▶ [Given exercise 1]
Decide whether each statement below agrees with the allowance guide. Answer each with yes or no and quote the deciding words of the allowance guide exactly.
(a) Money lessons can begin as early as kindergarten or first grade.
(b) For younger children, the allowance guide recommends giving the child's full age in dollars each week.
(c) The allowance guide suggests recording the expense agreement in a written contract.

▶ [Source]

* Start *

How to Get Started on Kids Allowance – the Right Way

An allowance can teach kids valuable money management skills. But you may wonder how to get started. This guide can help.

how to give kids an allowance

You’ve taught your kids to ride a bike, to tie their shoes, and even a few cooking skills.

But have you introduced them to one of the most important life skills of all: how to manage money?

Unlike any other skill we teach our kids, knowing how to manage money could literally make or break their adulthood.

I’ve met financially-insecure people who make six-figure salaries. And I’ve also met people with modest incomes who are debt-free and have a healthy nest egg.

The difference is these people’s ability to set a budget, avoid debt, save for a goal, and understand other money basics.

Fortunately, there’s a simple tool that can give our kids the hands-on learning experience they need: an allowance.

How to set up a kids allowance – the RIGHT way

Experts agree that giving kids an allowance can teach them a number of skills that will serve them well in adulthood. But only if the allowance has the right expectations and parameters.

Here’s how to begin:

Once kids know how to add and subtract, you can give them an allowance

Money lessons can start as early as kindergarten or first grade – whenever your child learns how to add and subtract. Once children can do this basic math, they’ll have a better sense of how much money they’re actually spending or saving. 

Decide which expenses your child will now be responsible for

An important way to make allowance a tool for learning is to give your child expenses they’re responsible for. 

For little kids it doesn’t have to be much – toys, art and craft supplies, Legos, or books. Basically, anything that isn’t an essential purchase your child can be expected to pay for. 

As kids get older, they can take on more essential expenses such as clothing, data plans, or gas for the car. 

Be sure to discuss this expectation with your children before beginning allowance. It can be helpful to have it written in a contract so no one forgets the agreement.

Decide how much your child will receive and when

Once you’ve determined which expenses your child will now manage, you can determine how much money he or she should receive.

For younger kids, the amount is a little arbitrary since their purchases aren’t essential. A good rule of thumb is to give half the child’s age in dollars once a week. 

Older kids will need to have enough to reasonably cover the costs they’re now responsible for, while also having just enough for discretionary purchases like going to a movie or concert with friends.

* End *

▶ [Given exercise 2] Put the lines of the records into a JSON list of strings, one string per line, starting at the first line of the records and ending at the line that contains "candle-down bbox=[91, 291, 99, 302]". Omit blank lines.

▶ [Extracted data]
* Start *

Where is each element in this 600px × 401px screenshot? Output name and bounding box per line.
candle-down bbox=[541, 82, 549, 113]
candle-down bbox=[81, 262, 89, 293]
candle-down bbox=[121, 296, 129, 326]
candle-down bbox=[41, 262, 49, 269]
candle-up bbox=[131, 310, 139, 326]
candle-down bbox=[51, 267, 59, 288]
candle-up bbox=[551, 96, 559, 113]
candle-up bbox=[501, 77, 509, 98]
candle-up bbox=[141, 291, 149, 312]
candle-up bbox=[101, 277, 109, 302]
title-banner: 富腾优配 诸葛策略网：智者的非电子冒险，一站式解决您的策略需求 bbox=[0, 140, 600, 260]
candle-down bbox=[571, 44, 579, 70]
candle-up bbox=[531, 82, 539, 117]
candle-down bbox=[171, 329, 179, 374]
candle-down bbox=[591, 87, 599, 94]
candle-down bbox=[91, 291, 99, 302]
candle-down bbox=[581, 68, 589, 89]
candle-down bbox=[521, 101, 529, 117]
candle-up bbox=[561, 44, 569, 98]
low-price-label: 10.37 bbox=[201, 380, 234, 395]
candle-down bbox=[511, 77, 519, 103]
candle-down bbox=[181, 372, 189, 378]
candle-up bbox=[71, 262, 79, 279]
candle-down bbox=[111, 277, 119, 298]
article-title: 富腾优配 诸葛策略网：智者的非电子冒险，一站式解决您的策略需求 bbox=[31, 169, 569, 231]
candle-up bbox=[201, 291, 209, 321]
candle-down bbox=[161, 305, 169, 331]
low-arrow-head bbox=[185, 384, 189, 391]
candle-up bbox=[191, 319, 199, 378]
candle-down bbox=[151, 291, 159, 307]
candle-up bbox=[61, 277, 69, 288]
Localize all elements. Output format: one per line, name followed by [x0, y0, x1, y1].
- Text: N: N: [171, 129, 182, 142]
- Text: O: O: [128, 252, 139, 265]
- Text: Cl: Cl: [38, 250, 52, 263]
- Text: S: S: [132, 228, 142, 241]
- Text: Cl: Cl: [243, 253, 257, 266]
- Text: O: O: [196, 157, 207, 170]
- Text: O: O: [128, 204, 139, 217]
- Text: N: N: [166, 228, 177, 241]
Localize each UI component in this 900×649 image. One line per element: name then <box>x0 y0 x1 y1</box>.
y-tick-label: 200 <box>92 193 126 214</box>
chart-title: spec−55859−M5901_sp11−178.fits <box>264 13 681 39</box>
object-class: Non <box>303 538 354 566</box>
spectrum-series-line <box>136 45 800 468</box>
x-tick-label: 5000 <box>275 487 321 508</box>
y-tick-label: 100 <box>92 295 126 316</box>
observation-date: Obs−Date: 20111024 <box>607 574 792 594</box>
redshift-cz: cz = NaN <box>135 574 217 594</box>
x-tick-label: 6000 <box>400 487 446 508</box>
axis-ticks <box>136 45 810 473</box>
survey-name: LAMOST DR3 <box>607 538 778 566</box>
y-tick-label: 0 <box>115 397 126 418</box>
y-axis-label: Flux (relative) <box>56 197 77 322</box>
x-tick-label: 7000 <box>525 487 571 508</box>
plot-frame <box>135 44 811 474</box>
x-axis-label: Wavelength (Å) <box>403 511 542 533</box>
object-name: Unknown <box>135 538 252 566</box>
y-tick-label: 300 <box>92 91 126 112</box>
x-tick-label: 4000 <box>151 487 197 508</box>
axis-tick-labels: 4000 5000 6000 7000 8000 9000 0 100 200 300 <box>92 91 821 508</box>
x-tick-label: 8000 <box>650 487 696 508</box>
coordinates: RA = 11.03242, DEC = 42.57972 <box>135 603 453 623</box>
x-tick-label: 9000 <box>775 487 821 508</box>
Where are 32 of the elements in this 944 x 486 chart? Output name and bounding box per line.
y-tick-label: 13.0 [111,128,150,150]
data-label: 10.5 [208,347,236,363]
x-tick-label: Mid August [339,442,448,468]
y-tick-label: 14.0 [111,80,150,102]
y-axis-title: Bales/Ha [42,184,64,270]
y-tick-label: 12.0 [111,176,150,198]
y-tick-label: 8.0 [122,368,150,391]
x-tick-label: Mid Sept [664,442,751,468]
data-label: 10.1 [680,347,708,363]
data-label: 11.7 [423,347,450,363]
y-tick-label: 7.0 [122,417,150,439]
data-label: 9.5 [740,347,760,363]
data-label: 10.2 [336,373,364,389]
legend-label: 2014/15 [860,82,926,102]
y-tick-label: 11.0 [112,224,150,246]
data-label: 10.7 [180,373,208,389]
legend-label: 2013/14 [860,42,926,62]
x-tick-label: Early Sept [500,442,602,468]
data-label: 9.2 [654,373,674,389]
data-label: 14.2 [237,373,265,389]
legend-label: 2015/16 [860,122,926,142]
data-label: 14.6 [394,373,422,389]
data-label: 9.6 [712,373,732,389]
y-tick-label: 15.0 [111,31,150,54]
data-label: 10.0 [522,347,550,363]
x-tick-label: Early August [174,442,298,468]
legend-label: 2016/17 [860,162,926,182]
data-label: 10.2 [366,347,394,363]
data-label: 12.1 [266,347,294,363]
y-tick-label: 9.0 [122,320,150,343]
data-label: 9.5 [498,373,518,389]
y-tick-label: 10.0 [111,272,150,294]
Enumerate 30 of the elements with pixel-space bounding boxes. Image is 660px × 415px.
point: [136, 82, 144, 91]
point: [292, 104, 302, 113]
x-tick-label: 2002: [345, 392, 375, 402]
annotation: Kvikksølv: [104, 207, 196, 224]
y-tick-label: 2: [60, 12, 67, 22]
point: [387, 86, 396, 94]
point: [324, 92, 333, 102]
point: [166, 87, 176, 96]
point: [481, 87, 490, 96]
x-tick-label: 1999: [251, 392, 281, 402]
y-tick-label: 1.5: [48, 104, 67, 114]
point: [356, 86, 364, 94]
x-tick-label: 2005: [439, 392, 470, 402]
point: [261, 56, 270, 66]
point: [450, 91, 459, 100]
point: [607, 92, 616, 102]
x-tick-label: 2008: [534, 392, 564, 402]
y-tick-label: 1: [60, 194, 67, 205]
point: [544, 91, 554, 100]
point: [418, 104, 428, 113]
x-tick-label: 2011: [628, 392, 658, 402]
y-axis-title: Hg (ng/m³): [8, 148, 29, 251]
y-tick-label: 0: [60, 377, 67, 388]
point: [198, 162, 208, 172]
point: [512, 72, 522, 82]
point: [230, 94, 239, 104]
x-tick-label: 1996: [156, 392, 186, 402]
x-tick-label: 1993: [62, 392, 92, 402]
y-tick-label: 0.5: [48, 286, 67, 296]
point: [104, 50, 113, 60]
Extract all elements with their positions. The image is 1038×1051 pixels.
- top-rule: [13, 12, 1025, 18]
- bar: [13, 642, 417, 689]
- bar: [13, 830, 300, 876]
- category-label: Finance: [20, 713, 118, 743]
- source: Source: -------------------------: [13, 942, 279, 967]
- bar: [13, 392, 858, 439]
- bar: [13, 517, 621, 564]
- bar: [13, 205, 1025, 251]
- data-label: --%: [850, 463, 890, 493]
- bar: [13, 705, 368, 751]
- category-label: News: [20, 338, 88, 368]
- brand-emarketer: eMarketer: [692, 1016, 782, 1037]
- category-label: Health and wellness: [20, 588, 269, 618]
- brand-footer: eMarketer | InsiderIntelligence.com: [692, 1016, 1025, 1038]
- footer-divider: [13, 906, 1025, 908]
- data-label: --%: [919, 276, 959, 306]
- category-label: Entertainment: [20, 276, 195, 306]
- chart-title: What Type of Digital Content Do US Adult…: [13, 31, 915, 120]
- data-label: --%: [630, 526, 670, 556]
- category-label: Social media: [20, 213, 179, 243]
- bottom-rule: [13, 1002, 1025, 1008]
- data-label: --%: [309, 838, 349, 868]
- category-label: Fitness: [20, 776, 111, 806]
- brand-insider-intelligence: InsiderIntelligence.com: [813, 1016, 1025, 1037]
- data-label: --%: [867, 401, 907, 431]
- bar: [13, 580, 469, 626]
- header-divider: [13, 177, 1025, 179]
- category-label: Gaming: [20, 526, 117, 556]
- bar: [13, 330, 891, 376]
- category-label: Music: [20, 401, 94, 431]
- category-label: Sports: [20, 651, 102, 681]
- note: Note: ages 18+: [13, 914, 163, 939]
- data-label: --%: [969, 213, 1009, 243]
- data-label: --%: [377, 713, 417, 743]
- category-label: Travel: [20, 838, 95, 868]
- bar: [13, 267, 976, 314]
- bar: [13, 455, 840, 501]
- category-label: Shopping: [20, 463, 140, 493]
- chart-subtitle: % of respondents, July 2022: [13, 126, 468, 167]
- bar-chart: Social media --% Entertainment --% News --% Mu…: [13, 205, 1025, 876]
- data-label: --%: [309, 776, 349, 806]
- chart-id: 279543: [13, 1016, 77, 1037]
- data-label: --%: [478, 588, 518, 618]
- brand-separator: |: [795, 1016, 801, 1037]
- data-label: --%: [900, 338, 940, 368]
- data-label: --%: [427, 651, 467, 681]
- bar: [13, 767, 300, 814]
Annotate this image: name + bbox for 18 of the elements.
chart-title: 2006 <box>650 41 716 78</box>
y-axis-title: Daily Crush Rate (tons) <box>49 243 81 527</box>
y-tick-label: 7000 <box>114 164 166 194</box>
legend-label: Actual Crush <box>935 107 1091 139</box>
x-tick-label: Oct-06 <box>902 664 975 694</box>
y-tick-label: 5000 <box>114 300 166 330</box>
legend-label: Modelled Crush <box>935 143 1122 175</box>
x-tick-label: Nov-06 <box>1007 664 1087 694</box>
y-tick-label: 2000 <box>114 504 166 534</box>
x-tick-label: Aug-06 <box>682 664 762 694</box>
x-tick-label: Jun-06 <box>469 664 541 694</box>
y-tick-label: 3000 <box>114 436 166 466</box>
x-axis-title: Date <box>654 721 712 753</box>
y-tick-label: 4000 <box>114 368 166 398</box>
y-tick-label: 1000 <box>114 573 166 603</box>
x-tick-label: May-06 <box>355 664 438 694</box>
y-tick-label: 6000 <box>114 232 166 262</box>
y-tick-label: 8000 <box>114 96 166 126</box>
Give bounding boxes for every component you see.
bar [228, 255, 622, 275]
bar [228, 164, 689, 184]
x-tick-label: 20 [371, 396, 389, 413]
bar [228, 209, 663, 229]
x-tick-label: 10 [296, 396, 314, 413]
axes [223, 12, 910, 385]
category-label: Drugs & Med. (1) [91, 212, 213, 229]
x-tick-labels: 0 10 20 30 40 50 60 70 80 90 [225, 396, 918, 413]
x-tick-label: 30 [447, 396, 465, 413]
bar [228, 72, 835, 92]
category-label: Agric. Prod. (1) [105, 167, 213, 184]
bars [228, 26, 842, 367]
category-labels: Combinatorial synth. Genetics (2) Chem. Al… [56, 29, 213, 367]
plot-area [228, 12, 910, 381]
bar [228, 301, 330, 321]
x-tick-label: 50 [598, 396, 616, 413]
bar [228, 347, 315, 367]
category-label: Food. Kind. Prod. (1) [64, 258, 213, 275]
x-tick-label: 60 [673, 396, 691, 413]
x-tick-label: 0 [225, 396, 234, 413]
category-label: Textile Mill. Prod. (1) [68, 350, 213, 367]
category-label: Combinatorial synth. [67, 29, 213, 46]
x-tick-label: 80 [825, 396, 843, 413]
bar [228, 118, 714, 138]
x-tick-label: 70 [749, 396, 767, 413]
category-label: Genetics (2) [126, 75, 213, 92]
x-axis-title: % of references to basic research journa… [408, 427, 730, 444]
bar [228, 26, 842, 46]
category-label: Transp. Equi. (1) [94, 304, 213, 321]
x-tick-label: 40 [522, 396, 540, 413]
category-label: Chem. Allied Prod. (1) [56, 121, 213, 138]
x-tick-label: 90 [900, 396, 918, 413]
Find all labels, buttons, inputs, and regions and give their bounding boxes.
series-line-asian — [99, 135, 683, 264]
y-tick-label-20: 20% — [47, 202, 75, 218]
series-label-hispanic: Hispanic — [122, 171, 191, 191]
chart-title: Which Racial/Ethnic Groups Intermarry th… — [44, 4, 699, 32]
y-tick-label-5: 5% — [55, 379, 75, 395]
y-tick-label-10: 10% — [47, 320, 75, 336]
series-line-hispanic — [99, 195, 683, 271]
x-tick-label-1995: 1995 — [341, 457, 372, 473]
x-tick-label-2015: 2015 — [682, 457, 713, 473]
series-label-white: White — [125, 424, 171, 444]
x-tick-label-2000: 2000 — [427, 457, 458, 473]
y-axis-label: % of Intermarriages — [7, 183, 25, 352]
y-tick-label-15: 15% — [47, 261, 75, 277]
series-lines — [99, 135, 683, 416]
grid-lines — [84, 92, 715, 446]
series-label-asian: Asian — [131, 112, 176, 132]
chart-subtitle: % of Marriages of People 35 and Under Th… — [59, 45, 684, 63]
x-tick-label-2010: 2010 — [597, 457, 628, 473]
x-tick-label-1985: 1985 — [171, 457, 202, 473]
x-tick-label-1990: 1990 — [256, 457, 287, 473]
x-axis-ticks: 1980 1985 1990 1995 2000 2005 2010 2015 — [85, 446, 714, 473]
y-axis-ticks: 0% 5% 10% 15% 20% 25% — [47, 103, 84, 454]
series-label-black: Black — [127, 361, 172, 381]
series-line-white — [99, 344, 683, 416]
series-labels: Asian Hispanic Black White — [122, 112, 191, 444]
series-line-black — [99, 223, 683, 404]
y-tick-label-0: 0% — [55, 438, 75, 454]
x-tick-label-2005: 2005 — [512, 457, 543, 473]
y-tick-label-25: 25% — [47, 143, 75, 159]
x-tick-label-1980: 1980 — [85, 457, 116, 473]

* End *

▶ [Full solution 1]
(a) Yes: "Money lessons can start as early as kindergarten or first grade"
(b) No: "A good rule of thumb is to give half the child’s age in dollars once a week."
(c) Yes: "It can be helpful to have it written in a contract so no one forgets the agreement."

▶ [Full solution 2]
[
  "Where is each element in this 600px × 401px screenshot? Output name and bounding box per line.",
  "candle-down bbox=[541, 82, 549, 113]",
  "candle-down bbox=[81, 262, 89, 293]",
  "candle-down bbox=[121, 296, 129, 326]",
  "candle-down bbox=[41, 262, 49, 269]",
  "candle-up bbox=[131, 310, 139, 326]",
  "candle-down bbox=[51, 267, 59, 288]",
  "candle-up bbox=[551, 96, 559, 113]",
  "candle-up bbox=[501, 77, 509, 98]",
  "candle-up bbox=[141, 291, 149, 312]",
  "candle-up bbox=[101, 277, 109, 302]",
  "title-banner: 富腾优配 诸葛策略网：智者的非电子冒险，一站式解决您的策略需求 bbox=[0, 140, 600, 260]",
  "candle-down bbox=[571, 44, 579, 70]",
  "candle-up bbox=[531, 82, 539, 117]",
  "candle-down bbox=[171, 329, 179, 374]",
  "candle-down bbox=[591, 87, 599, 94]",
  "candle-down bbox=[91, 291, 99, 302]"
]